# START OF Data rows

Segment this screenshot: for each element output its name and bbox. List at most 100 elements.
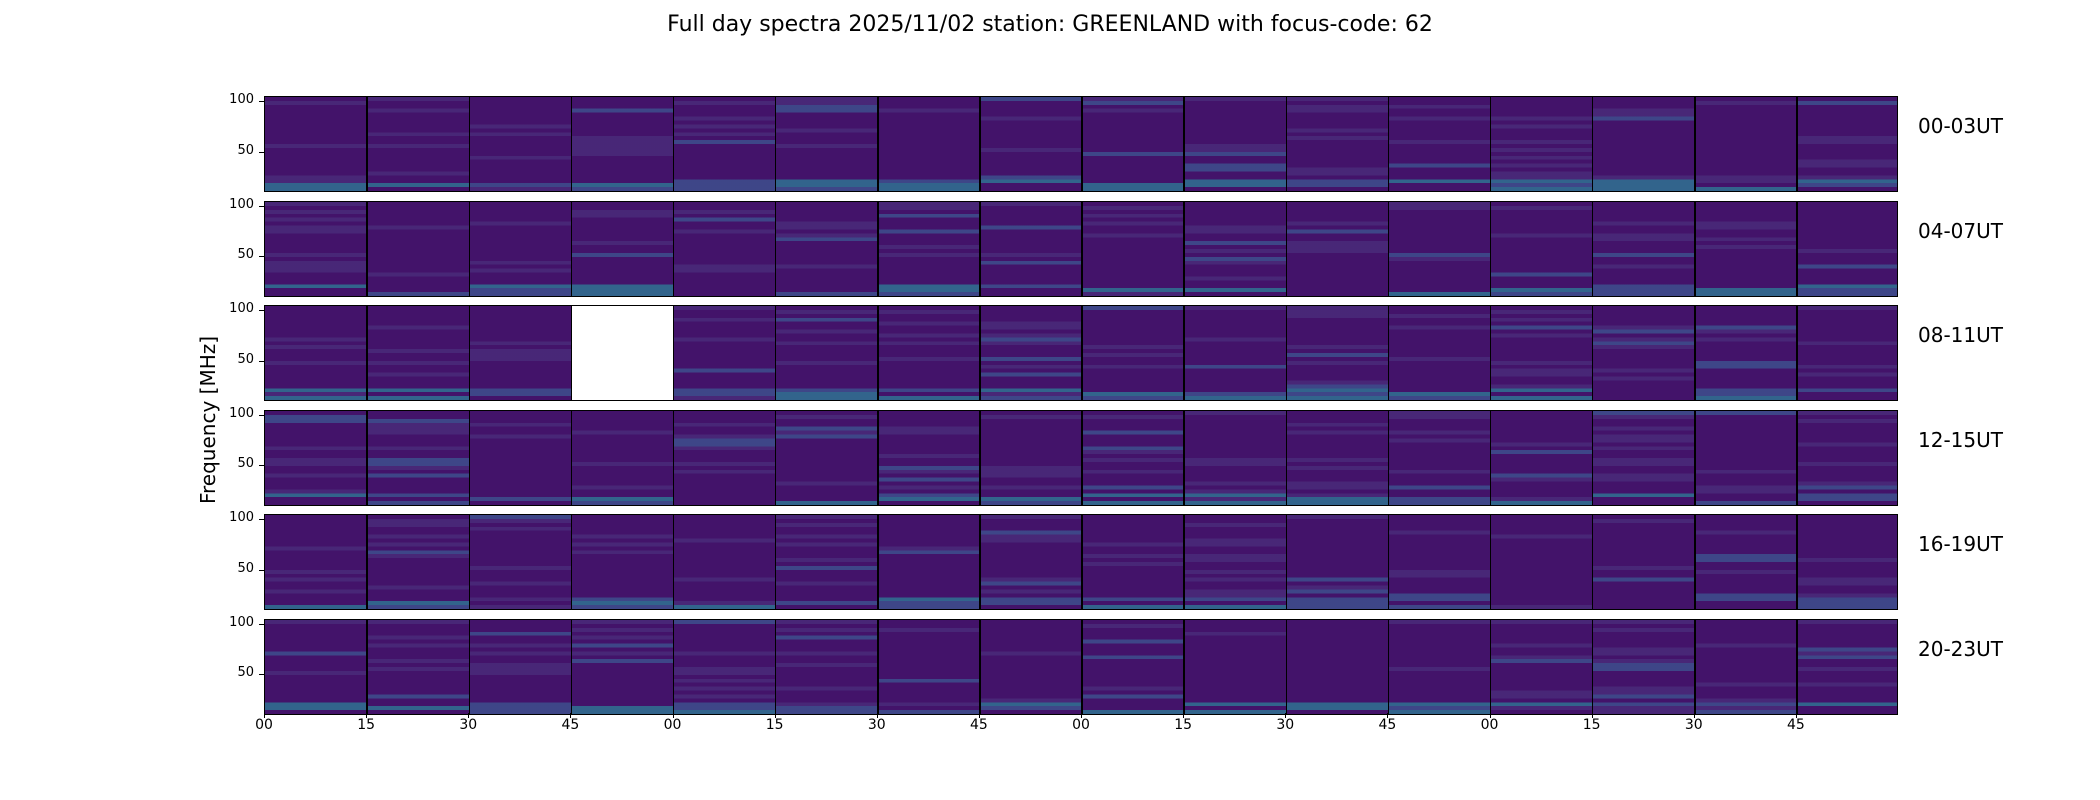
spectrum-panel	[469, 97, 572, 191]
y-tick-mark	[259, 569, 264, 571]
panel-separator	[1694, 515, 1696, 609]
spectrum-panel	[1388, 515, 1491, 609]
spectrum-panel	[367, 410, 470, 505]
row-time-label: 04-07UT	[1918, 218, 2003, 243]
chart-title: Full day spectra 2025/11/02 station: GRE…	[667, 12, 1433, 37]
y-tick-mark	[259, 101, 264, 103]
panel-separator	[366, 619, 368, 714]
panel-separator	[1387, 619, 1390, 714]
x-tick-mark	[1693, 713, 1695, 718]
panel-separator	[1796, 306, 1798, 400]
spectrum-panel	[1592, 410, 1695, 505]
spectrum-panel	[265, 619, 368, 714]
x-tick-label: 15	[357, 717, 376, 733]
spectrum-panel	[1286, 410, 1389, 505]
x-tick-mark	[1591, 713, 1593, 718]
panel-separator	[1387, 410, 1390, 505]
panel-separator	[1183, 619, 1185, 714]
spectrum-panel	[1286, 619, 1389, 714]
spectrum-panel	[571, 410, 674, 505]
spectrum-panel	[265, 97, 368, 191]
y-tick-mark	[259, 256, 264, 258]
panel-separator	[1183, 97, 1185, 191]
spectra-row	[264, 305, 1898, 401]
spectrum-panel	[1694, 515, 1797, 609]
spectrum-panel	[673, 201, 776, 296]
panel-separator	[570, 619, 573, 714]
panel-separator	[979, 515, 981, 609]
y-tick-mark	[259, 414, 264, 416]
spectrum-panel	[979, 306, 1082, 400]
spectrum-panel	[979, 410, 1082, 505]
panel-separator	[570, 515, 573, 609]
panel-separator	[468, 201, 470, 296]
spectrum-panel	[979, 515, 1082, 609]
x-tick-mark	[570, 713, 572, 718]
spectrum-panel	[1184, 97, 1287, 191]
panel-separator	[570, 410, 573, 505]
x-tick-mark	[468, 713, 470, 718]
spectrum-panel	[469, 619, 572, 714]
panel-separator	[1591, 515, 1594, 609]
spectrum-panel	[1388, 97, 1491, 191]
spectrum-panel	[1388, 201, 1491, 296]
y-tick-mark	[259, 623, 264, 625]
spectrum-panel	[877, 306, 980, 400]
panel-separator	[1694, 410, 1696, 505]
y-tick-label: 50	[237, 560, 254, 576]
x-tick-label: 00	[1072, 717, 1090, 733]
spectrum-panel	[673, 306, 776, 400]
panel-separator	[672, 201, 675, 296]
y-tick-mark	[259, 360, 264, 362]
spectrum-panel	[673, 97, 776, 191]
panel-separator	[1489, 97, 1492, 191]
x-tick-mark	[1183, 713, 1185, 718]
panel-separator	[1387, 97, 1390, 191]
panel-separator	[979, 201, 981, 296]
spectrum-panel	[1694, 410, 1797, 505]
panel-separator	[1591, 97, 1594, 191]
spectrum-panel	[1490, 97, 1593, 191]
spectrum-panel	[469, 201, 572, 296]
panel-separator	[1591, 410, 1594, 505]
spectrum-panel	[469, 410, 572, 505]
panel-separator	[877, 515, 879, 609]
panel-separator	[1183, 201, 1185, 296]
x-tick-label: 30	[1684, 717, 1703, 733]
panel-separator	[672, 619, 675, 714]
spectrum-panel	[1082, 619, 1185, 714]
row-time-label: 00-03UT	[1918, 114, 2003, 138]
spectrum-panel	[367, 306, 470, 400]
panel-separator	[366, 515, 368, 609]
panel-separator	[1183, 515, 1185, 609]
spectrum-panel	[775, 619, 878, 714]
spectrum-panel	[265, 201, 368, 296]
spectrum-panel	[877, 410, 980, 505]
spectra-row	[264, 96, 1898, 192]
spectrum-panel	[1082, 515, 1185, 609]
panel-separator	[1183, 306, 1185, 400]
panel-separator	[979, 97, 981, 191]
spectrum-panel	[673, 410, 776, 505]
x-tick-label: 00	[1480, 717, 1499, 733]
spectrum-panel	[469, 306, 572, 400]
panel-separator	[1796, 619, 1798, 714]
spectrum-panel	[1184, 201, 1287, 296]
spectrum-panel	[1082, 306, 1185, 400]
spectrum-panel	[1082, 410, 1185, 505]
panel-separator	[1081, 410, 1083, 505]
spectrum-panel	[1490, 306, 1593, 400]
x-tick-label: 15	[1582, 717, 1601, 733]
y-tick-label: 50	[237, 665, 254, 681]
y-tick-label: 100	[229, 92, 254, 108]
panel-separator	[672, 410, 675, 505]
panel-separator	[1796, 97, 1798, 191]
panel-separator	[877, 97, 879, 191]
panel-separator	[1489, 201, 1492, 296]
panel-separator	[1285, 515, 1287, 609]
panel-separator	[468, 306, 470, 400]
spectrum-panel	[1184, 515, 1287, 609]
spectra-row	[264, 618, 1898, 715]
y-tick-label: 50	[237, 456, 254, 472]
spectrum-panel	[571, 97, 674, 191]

# END OF Data rows

Set problem: Output each line of the records above as a JSON list of strings, one string per line. Skip blank lines and leave out the pictures.

Task answer:
[
  "Segment this screenshot: for each element output its name and bbox. List at most 100 elements.",
  "spectrum-panel\t[469, 97, 572, 191]",
  "y-tick-mark\t[259, 569, 264, 571]",
  "panel-separator\t[1694, 515, 1696, 609]",
  "spectrum-panel\t[1388, 515, 1491, 609]",
  "spectrum-panel\t[367, 410, 470, 505]",
  "row-time-label: 04-07UT\t[1918, 218, 2003, 243]",
  "chart-title: Full day spectra 2025/11/02 station: GRE…\t[667, 12, 1433, 37]",
  "y-tick-mark\t[259, 101, 264, 103]",
  "panel-separator\t[366, 619, 368, 714]",
  "panel-separator\t[1387, 619, 1390, 714]",
  "x-tick-mark\t[1693, 713, 1695, 718]",
  "panel-separator\t[1796, 306, 1798, 400]",
  "spectrum-panel\t[1592, 410, 1695, 505]",
  "spectrum-panel\t[265, 619, 368, 714]",
  "x-tick-label: 15\t[357, 717, 376, 733]",
  "spectrum-panel\t[1286, 410, 1389, 505]",
  "x-tick-mark\t[1591, 713, 1593, 718]",
  "panel-separator\t[1387, 410, 1390, 505]",
  "panel-separator\t[1183, 619, 1185, 714]",
  "spectrum-panel\t[1286, 619, 1389, 714]",
  "spectrum-panel\t[571, 410, 674, 505]",
  "spectrum-panel\t[265, 97, 368, 191]",
  "y-tick-mark\t[259, 256, 264, 258]",
  "panel-separator\t[1183, 97, 1185, 191]",
  "spectra-row\t[264, 305, 1898, 401]",
  "spectrum-panel\t[1694, 515, 1797, 609]",
  "spectrum-panel\t[673, 201, 776, 296]",
  "panel-separator\t[570, 619, 573, 714]",
  "panel-separator\t[979, 515, 981, 609]",
  "y-tick-mark\t[259, 414, 264, 416]",
  "spectrum-panel\t[979, 306, 1082, 400]",
  "spectrum-panel\t[979, 410, 1082, 505]",
  "panel-separator\t[570, 515, 573, 609]",
  "panel-separator\t[468, 201, 470, 296]",
  "spectrum-panel\t[979, 515, 1082, 609]",
  "x-tick-mark\t[570, 713, 572, 718]",
  "spectrum-panel\t[1184, 97, 1287, 191]",
  "panel-separator\t[570, 410, 573, 505]",
  "x-tick-mark\t[468, 713, 470, 718]",
  "spectrum-panel\t[469, 619, 572, 714]",
  "panel-separator\t[1591, 515, 1594, 609]",
  "spectrum-panel\t[1388, 97, 1491, 191]",
  "spectrum-panel\t[1388, 201, 1491, 296]",
  "y-tick-mark\t[259, 623, 264, 625]",
  "spectrum-panel\t[877, 306, 980, 400]",
  "panel-separator\t[1694, 410, 1696, 505]",
  "y-tick-label: 50\t[237, 560, 254, 576]",
  "x-tick-label: 00\t[1072, 717, 1090, 733]",
  "spectrum-panel\t[673, 306, 776, 400]",
  "panel-separator\t[672, 201, 675, 296]",
  "y-tick-mark\t[259, 360, 264, 362]",
  "spectrum-panel\t[673, 97, 776, 191]",
  "panel-separator\t[1489, 97, 1492, 191]",
  "x-tick-mark\t[1183, 713, 1185, 718]",
  "panel-separator\t[1387, 97, 1390, 191]",
  "panel-separator\t[979, 201, 981, 296]",
  "spectrum-panel\t[1694, 410, 1797, 505]",
  "panel-separator\t[1591, 97, 1594, 191]",
  "spectrum-panel\t[1490, 97, 1593, 191]",
  "spectrum-panel\t[469, 201, 572, 296]",
  "panel-separator\t[1591, 410, 1594, 505]",
  "spectrum-panel\t[469, 410, 572, 505]",
  "panel-separator\t[877, 515, 879, 609]",
  "panel-separator\t[1183, 201, 1185, 296]",
  "x-tick-label: 30\t[1684, 717, 1703, 733]",
  "panel-separator\t[672, 619, 675, 714]",
  "spectrum-panel\t[1082, 619, 1185, 714]",
  "row-time-label: 00-03UT\t[1918, 114, 2003, 138]",
  "spectrum-panel\t[367, 306, 470, 400]",
  "panel-separator\t[366, 515, 368, 609]",
  "panel-separator\t[1183, 515, 1185, 609]",
  "spectrum-panel\t[775, 619, 878, 714]",
  "spectrum-panel\t[265, 201, 368, 296]",
  "spectrum-panel\t[877, 410, 980, 505]",
  "spectra-row\t[264, 96, 1898, 192]",
  "spectrum-panel\t[1082, 515, 1185, 609]",
  "panel-separator\t[1183, 306, 1185, 400]",
  "panel-separator\t[979, 97, 981, 191]",
  "spectrum-panel\t[673, 410, 776, 505]",
  "x-tick-label: 00\t[1480, 717, 1499, 733]",
  "spectrum-panel\t[469, 306, 572, 400]",
  "panel-separator\t[1796, 619, 1798, 714]",
  "spectrum-panel\t[1184, 201, 1287, 296]",
  "spectrum-panel\t[1082, 306, 1185, 400]",
  "spectrum-panel\t[1082, 410, 1185, 505]",
  "panel-separator\t[1081, 410, 1083, 505]",
  "spectrum-panel\t[1490, 306, 1593, 400]",
  "x-tick-label: 15\t[1582, 717, 1601, 733]",
  "y-tick-label: 50\t[237, 665, 254, 681]",
  "y-tick-label: 100\t[229, 92, 254, 108]",
  "panel-separator\t[672, 410, 675, 505]",
  "panel-separator\t[1796, 97, 1798, 191]",
  "panel-separator\t[877, 97, 879, 191]",
  "panel-separator\t[1489, 201, 1492, 296]",
  "panel-separator\t[1285, 515, 1287, 609]",
  "panel-separator\t[468, 306, 470, 400]",
  "spectrum-panel\t[1184, 515, 1287, 609]",
  "spectra-row\t[264, 618, 1898, 715]",
  "y-tick-label: 50\t[237, 456, 254, 472]",
  "spectrum-panel\t[571, 97, 674, 191]"
]